--- START ---

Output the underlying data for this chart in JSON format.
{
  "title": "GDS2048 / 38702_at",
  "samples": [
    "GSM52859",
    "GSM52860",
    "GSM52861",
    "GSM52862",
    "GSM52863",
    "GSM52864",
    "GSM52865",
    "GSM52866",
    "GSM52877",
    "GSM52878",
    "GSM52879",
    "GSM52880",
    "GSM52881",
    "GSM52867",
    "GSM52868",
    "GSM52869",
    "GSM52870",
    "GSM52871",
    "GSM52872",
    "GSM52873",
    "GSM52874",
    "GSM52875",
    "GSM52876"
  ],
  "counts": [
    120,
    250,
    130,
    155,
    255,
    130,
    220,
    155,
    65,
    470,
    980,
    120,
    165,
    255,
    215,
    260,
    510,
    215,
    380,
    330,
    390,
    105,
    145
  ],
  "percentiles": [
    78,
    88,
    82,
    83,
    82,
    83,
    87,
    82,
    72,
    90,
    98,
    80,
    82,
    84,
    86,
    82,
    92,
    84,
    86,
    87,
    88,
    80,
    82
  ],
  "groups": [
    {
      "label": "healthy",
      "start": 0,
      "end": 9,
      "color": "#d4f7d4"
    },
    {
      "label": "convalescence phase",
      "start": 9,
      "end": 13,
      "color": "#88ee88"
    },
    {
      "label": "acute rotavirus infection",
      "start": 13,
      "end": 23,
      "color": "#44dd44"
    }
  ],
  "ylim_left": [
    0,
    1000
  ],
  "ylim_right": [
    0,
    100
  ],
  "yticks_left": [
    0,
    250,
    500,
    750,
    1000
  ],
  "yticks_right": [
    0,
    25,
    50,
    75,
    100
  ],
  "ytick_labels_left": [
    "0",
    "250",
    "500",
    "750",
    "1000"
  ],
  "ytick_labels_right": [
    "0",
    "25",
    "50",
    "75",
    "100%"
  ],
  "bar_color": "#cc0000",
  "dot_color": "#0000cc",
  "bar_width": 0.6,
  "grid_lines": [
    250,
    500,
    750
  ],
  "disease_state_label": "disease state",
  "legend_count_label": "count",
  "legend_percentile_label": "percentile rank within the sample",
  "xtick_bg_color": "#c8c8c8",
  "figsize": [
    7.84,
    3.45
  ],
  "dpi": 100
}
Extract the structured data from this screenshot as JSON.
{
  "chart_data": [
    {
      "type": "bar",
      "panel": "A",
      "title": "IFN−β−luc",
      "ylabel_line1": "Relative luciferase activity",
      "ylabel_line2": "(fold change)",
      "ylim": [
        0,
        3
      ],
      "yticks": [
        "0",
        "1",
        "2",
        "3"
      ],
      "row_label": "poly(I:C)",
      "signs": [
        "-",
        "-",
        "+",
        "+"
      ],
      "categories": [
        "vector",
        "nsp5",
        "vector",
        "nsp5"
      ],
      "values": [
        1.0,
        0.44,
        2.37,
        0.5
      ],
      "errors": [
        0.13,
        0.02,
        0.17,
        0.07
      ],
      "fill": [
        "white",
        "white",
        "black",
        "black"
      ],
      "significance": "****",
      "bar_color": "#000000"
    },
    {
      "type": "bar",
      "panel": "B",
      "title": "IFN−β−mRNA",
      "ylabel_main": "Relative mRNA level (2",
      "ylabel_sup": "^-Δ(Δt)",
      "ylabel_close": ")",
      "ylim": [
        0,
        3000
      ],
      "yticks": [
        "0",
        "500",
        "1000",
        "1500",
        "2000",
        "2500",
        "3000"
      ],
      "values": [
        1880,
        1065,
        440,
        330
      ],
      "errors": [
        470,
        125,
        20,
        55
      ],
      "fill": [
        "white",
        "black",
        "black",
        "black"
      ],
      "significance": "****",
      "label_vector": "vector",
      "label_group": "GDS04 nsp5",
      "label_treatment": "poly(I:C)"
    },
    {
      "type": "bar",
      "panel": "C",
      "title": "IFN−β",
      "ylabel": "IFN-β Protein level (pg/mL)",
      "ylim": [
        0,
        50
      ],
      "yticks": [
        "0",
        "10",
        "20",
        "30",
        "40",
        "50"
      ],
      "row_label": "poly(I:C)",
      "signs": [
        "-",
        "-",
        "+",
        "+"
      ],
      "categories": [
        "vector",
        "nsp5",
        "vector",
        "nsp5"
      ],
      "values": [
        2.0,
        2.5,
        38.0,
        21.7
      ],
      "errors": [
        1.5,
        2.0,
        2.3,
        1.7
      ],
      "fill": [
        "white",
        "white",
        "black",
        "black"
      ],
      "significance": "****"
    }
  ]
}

--- END ---

■ Problem details
Look through the data above. Copy every line with the string "Relative" in it.

■ Completed exercise
      "ylabel_line1": "Relative luciferase activity",
      "ylabel_main": "Relative mRNA level (2",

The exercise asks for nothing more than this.